**Problem requirements:** Which lines have the string "testo"? Copy all of them from the entries below.

**Data for the task:**
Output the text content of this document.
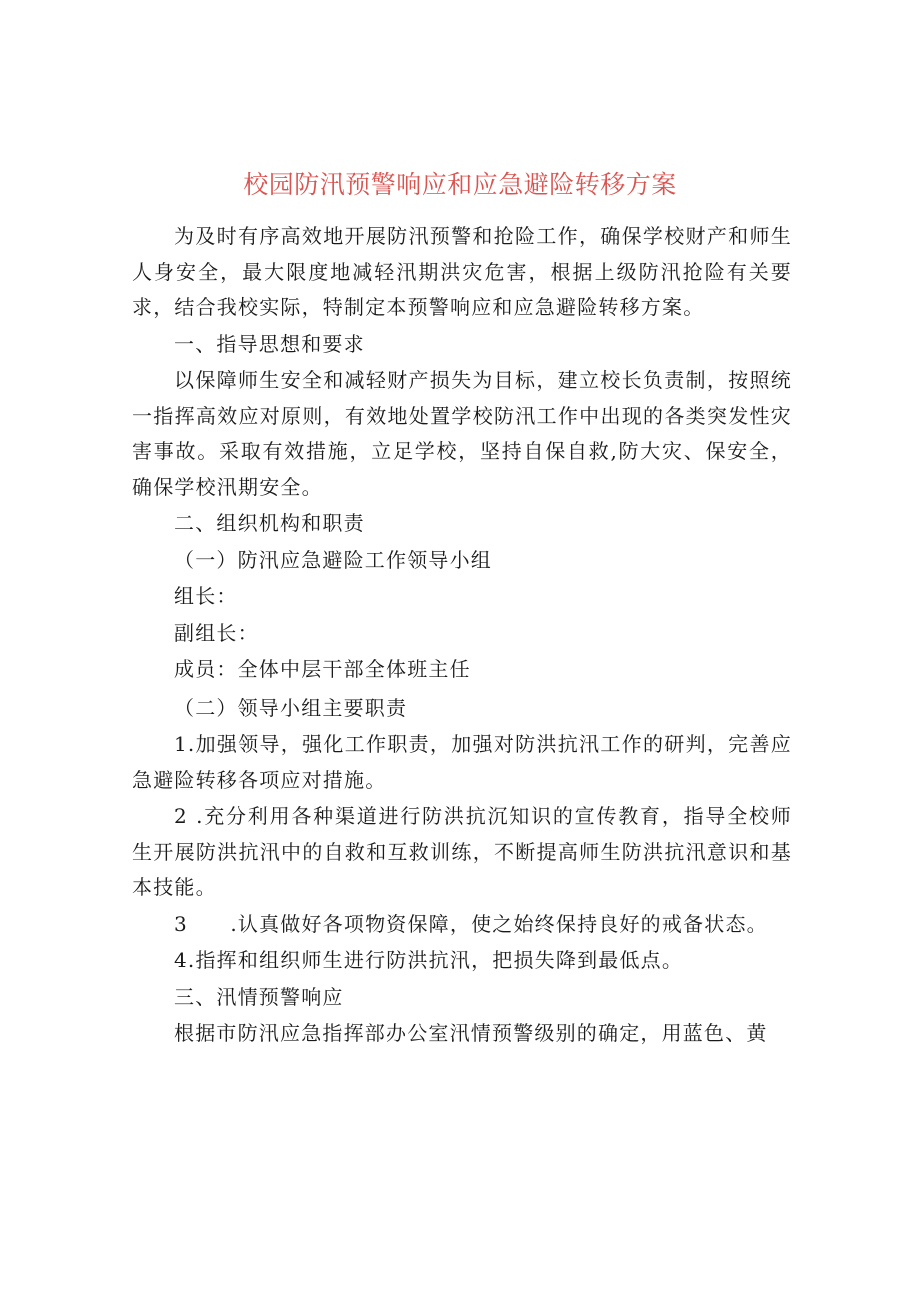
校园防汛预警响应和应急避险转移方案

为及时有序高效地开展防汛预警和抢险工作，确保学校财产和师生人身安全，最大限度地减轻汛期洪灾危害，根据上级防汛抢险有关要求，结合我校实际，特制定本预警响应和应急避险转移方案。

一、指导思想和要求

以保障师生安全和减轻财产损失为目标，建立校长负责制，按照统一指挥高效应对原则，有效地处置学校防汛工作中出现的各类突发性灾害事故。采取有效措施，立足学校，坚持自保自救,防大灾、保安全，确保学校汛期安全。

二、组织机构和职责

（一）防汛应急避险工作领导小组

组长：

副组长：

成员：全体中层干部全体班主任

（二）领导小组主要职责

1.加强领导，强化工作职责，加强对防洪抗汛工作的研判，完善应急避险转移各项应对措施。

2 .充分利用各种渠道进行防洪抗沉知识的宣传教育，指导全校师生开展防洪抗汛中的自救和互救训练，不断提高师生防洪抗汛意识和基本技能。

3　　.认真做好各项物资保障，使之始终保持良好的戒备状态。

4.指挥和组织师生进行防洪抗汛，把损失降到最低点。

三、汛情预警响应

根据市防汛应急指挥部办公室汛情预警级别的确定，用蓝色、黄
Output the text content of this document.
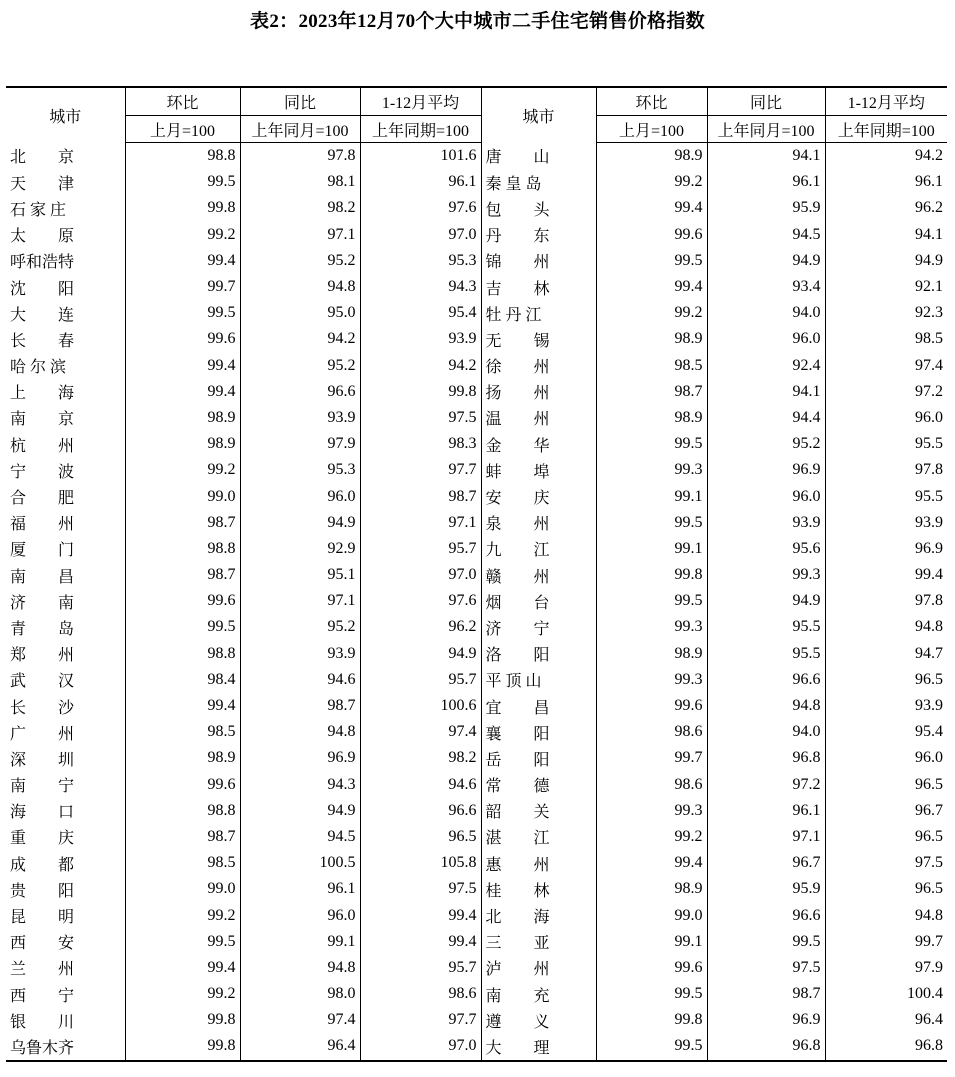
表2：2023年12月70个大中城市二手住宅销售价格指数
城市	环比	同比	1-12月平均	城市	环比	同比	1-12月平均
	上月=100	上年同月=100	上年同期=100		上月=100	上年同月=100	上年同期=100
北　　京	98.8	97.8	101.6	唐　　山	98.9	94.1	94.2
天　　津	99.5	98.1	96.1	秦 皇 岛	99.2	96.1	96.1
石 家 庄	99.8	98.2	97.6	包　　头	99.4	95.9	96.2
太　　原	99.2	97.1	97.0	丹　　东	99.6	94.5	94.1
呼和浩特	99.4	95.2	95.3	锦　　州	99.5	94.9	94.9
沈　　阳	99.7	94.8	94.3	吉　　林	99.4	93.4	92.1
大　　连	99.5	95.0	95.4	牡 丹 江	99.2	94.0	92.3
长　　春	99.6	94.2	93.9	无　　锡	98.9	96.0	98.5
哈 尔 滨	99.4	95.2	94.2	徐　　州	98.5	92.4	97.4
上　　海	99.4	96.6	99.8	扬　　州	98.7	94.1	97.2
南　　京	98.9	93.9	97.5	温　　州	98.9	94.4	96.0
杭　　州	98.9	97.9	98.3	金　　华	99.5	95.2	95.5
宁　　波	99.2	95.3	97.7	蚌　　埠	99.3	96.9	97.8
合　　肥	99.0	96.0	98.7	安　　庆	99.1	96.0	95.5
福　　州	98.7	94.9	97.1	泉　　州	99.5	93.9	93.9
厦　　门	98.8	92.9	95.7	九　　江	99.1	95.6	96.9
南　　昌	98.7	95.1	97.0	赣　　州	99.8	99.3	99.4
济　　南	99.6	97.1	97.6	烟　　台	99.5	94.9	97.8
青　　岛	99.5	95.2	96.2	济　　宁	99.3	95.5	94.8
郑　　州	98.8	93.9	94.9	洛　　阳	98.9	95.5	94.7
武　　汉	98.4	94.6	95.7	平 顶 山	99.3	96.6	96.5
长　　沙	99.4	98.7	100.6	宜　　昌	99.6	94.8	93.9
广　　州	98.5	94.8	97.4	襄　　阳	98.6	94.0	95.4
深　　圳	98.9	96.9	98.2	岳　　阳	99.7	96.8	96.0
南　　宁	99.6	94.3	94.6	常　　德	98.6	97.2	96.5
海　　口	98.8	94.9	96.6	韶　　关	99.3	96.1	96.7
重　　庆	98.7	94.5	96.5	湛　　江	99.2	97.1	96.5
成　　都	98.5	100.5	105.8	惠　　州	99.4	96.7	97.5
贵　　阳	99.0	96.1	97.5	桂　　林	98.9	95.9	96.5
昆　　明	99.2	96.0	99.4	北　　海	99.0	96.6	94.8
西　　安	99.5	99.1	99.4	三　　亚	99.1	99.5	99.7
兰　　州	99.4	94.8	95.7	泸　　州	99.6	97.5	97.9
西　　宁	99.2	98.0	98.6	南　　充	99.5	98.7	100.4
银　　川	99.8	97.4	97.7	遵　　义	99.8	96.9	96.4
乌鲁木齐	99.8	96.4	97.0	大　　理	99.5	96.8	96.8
* * *
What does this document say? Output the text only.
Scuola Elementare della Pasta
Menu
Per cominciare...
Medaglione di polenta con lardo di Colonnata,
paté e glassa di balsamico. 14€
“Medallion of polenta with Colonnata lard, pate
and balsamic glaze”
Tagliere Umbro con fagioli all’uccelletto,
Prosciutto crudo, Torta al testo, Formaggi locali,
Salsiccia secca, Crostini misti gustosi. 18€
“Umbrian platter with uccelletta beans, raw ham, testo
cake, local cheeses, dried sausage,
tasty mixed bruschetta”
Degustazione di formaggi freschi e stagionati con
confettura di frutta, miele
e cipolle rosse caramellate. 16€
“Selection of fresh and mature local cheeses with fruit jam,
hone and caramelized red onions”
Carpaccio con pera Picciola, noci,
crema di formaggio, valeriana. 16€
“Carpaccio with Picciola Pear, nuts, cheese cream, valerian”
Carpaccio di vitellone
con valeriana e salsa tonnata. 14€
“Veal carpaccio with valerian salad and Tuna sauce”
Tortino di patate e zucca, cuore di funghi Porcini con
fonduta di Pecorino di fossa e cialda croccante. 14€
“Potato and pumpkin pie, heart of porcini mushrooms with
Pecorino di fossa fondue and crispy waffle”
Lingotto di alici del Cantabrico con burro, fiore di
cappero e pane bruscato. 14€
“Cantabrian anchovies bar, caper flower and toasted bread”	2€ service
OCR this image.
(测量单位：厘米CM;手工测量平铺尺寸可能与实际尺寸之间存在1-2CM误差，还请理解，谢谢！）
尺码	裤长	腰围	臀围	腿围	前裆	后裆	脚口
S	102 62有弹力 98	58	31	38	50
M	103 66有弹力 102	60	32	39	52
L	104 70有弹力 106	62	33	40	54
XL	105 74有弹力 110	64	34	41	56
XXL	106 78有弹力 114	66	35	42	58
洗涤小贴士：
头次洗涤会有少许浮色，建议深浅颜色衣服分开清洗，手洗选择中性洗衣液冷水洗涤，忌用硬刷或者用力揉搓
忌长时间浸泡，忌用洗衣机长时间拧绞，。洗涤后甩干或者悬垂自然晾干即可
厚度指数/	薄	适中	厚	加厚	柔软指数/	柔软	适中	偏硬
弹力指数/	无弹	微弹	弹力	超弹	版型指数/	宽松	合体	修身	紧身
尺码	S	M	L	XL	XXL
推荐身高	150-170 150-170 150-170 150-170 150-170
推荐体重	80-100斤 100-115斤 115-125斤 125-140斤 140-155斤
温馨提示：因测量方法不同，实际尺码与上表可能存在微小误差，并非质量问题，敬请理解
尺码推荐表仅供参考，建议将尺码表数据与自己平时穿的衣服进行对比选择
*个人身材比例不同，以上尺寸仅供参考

**Response for this exercise:**
Prosciutto crudo, Torta al testo, Formaggi locali,
“Umbrian platter with uccelletta beans, raw ham, testo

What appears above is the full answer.